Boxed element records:
::::
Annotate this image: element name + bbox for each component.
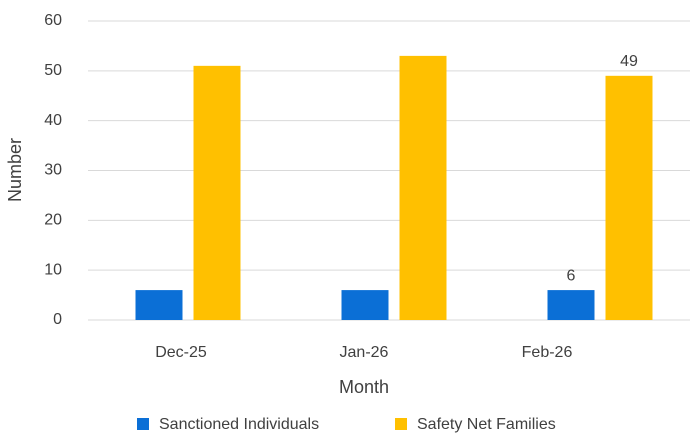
y-tick-label: 20 <box>44 212 62 229</box>
bar <box>605 75 653 320</box>
x-axis-title: Month <box>339 377 389 397</box>
y-tick-label: 30 <box>44 162 62 179</box>
y-tick-label: 50 <box>44 62 62 79</box>
bar <box>135 290 183 320</box>
bar <box>341 290 389 320</box>
bar <box>547 290 595 320</box>
x-tick-label: Jan-26 <box>340 344 389 361</box>
y-tick-label: 10 <box>44 261 62 278</box>
legend-swatch <box>137 418 149 430</box>
y-tick-label: 60 <box>44 12 62 29</box>
legend-swatch <box>395 418 407 430</box>
legend-label: Safety Net Families <box>417 416 556 433</box>
bar <box>193 65 241 320</box>
x-tick-label: Dec-25 <box>155 344 207 361</box>
y-axis-title: Number <box>5 138 25 202</box>
x-tick-label: Feb-26 <box>522 344 573 361</box>
y-tick-label: 0 <box>53 311 62 328</box>
data-label: 49 <box>620 53 638 70</box>
y-tick-label: 40 <box>44 112 62 129</box>
legend-label: Sanctioned Individuals <box>159 416 319 433</box>
data-label: 6 <box>567 267 576 284</box>
bar <box>399 55 447 321</box>
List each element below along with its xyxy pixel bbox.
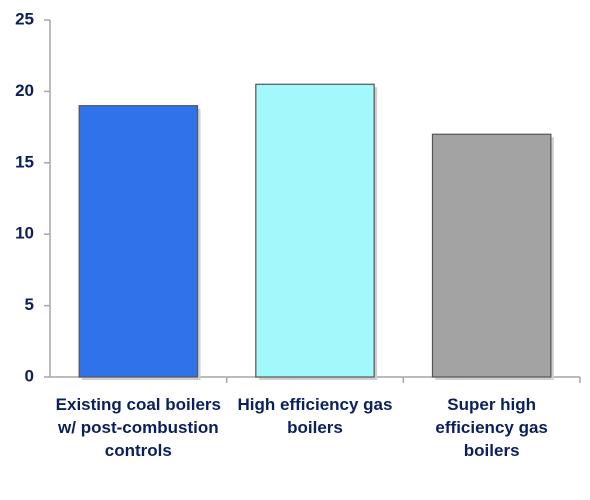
y-tick-label: 25 xyxy=(15,9,34,28)
x-tick-label: Super high efficiency gas boilers xyxy=(435,395,548,460)
y-tick-label: 10 xyxy=(15,224,34,243)
bar xyxy=(431,133,552,378)
bar xyxy=(255,83,375,378)
bar xyxy=(78,105,199,378)
y-tick-label: 15 xyxy=(15,152,34,171)
y-tick-label: 20 xyxy=(15,81,34,100)
x-tick-label: High efficiency gas boilers xyxy=(237,395,393,437)
y-tick-label: 5 xyxy=(25,295,34,314)
y-tick-label: 0 xyxy=(25,366,34,385)
x-tick-label: Existing coal boilers w/ post-combustion… xyxy=(55,395,221,460)
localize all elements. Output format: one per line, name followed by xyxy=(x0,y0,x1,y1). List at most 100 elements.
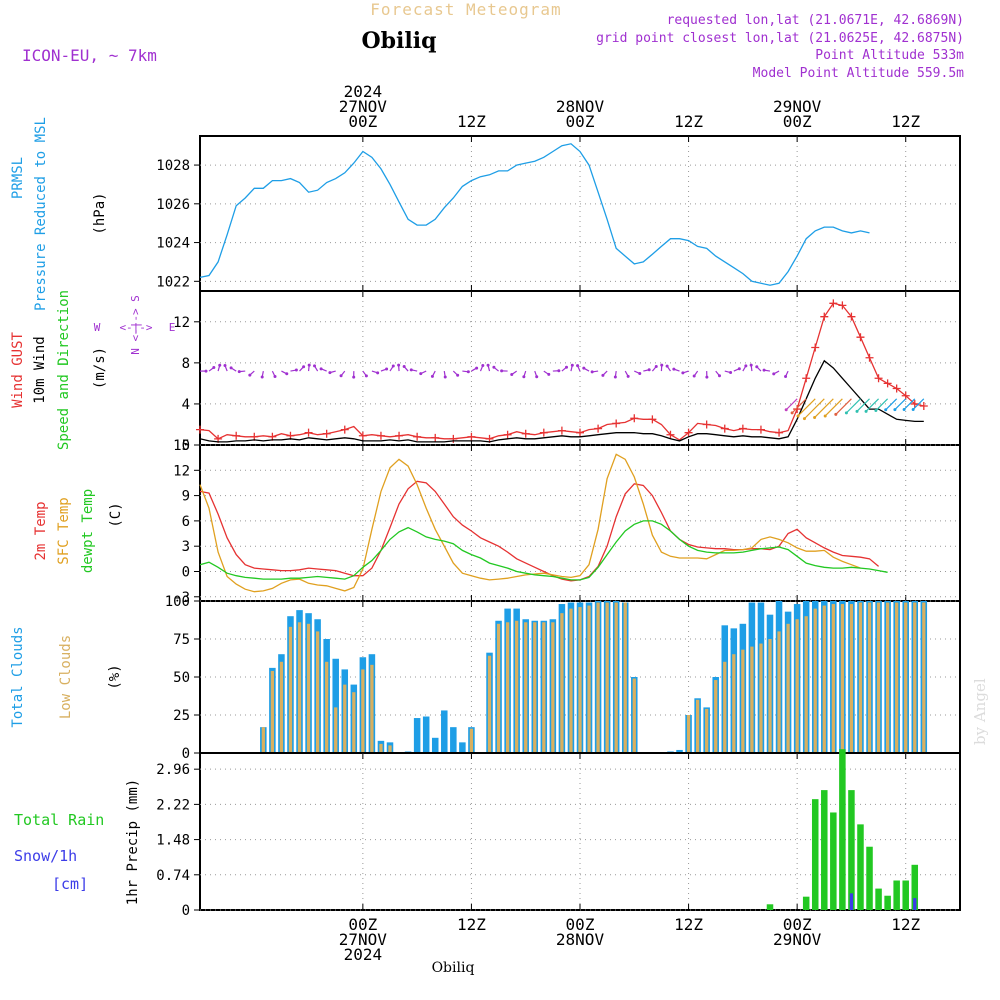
wind-arrow-head xyxy=(204,369,208,373)
footer-location: Obiliq xyxy=(432,960,475,976)
low-cloud-bar xyxy=(741,649,745,753)
wind-arrow-head xyxy=(654,364,658,368)
wind-arrow-head xyxy=(237,370,241,374)
low-cloud-bar xyxy=(904,602,908,753)
wind-arrow-head xyxy=(565,365,569,369)
top-time-label: 12Z xyxy=(457,112,486,131)
wind-direction-arrow xyxy=(785,398,798,411)
gust-marker xyxy=(910,399,919,408)
low-cloud-bar xyxy=(840,604,845,753)
gust-marker xyxy=(720,424,729,433)
rain-bar xyxy=(875,888,882,910)
gust-marker xyxy=(892,384,901,393)
wind-direction-arrow xyxy=(824,398,843,417)
top-time-label: 27NOV xyxy=(339,97,388,116)
wind-arrow-head xyxy=(229,366,233,370)
wind-arrow-head xyxy=(456,373,460,377)
gust-marker xyxy=(630,414,639,423)
wind-arrow-head xyxy=(613,375,617,379)
clouds-ytick-label: 50 xyxy=(173,670,190,686)
temp-ylabel: (C) xyxy=(108,502,124,527)
rain-bar xyxy=(848,790,855,910)
temp-ytick-label: 9 xyxy=(182,489,190,505)
wind-arrow-head xyxy=(692,374,696,378)
pressure-ytick-label: 1028 xyxy=(156,158,190,174)
wind-arrow-head xyxy=(772,372,776,376)
low-cloud-bar xyxy=(822,605,826,753)
gust-marker xyxy=(802,374,811,383)
wind-panel: 0 4 8 12 Wind GUST 10m Wind Speed and Directio… xyxy=(10,290,961,454)
wind-arrow-head xyxy=(590,370,594,374)
wind-arrow-head xyxy=(729,371,733,375)
low-cloud-bar xyxy=(922,602,926,753)
precip-ytick-label: 1.48 xyxy=(156,833,190,849)
gust-marker xyxy=(376,431,385,440)
gust-marker xyxy=(395,431,404,440)
low-cloud-bar xyxy=(343,684,347,753)
pressure-ytick-label: 1022 xyxy=(156,274,190,290)
temp-ytick-label: -3 xyxy=(173,590,190,606)
low-cloud-bar xyxy=(605,602,609,753)
gust-marker xyxy=(865,353,874,362)
pressure-label-prmsl: PRMSL xyxy=(10,157,26,199)
low-cloud-bar xyxy=(542,622,546,753)
low-cloud-bar xyxy=(533,622,537,753)
clouds-label-low: Low Clouds xyxy=(58,635,74,719)
wind-direction-arrow xyxy=(791,398,807,414)
clouds-ylabel: (%) xyxy=(107,664,123,689)
wind-arrow-head xyxy=(834,412,838,416)
wind-direction-arrow xyxy=(804,398,825,420)
snow-bar xyxy=(849,893,854,910)
total-cloud-bar xyxy=(459,742,466,753)
bottom-time-label: 12Z xyxy=(457,915,486,934)
pressure-ylabel: (hPa) xyxy=(92,192,108,234)
low-cloud-bar xyxy=(759,643,763,753)
low-cloud-bar xyxy=(505,622,510,753)
low-cloud-bar xyxy=(732,654,736,753)
wind-ytick-label: 8 xyxy=(182,356,190,372)
total-cloud-bar xyxy=(422,716,430,753)
bottom-time-label: 29NOV xyxy=(773,930,822,949)
bottom-time-label: 00Z xyxy=(348,915,377,934)
low-cloud-bar xyxy=(867,602,872,753)
gust-marker xyxy=(901,391,910,400)
low-cloud-bar xyxy=(352,692,356,753)
precip-ytick-label: 0.74 xyxy=(156,868,190,884)
wind-arrow-head xyxy=(749,363,753,367)
low-cloud-bar xyxy=(578,607,582,753)
temp-label-1: SFC Temp xyxy=(56,497,72,564)
clouds-ytick-label: 0 xyxy=(182,746,190,762)
low-cloud-bar xyxy=(795,619,799,753)
wind-arrow-head xyxy=(601,373,605,377)
wind-arrow-head xyxy=(813,416,817,420)
wind-arrow-head xyxy=(755,365,759,369)
wind-arrow-head xyxy=(260,375,264,379)
gust-marker xyxy=(340,425,349,434)
low-cloud-bar xyxy=(315,631,320,753)
precip-frame xyxy=(199,752,961,911)
low-cloud-bar xyxy=(261,727,265,753)
gust-marker xyxy=(322,429,331,438)
model-altitude: Model Point Altitude 559.5m xyxy=(753,66,964,81)
wind-arrow-head xyxy=(705,375,709,379)
wind-arrow-head xyxy=(672,367,676,371)
wind-arrow-head xyxy=(328,371,332,375)
low-cloud-bar xyxy=(569,608,573,753)
low-cloud-bar xyxy=(515,620,519,753)
wind-arrow-head xyxy=(893,408,897,412)
snow-bar xyxy=(913,898,917,910)
temp-ytick-label: 6 xyxy=(182,514,190,530)
low-cloud-bar xyxy=(895,602,899,753)
low-cloud-bar xyxy=(469,728,474,753)
low-cloud-bar xyxy=(768,639,772,753)
gust-marker xyxy=(576,428,584,437)
wind-arrow-head xyxy=(218,363,222,367)
top-time-label: 00Z xyxy=(566,112,595,131)
wind-direction-arrow xyxy=(856,398,870,412)
top-time-label: 00Z xyxy=(348,112,377,131)
gust-marker xyxy=(684,428,693,437)
clouds-ytick-label: 75 xyxy=(173,632,190,648)
top-time-label: 00Z xyxy=(783,112,812,131)
wind-arrow-head xyxy=(844,411,848,415)
total-cloud-bar xyxy=(431,737,439,753)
::::
• TASK OBJECTIVE
How many lines of the records above contain the string "pressure"? Reply with the number alone.

• RESULT
4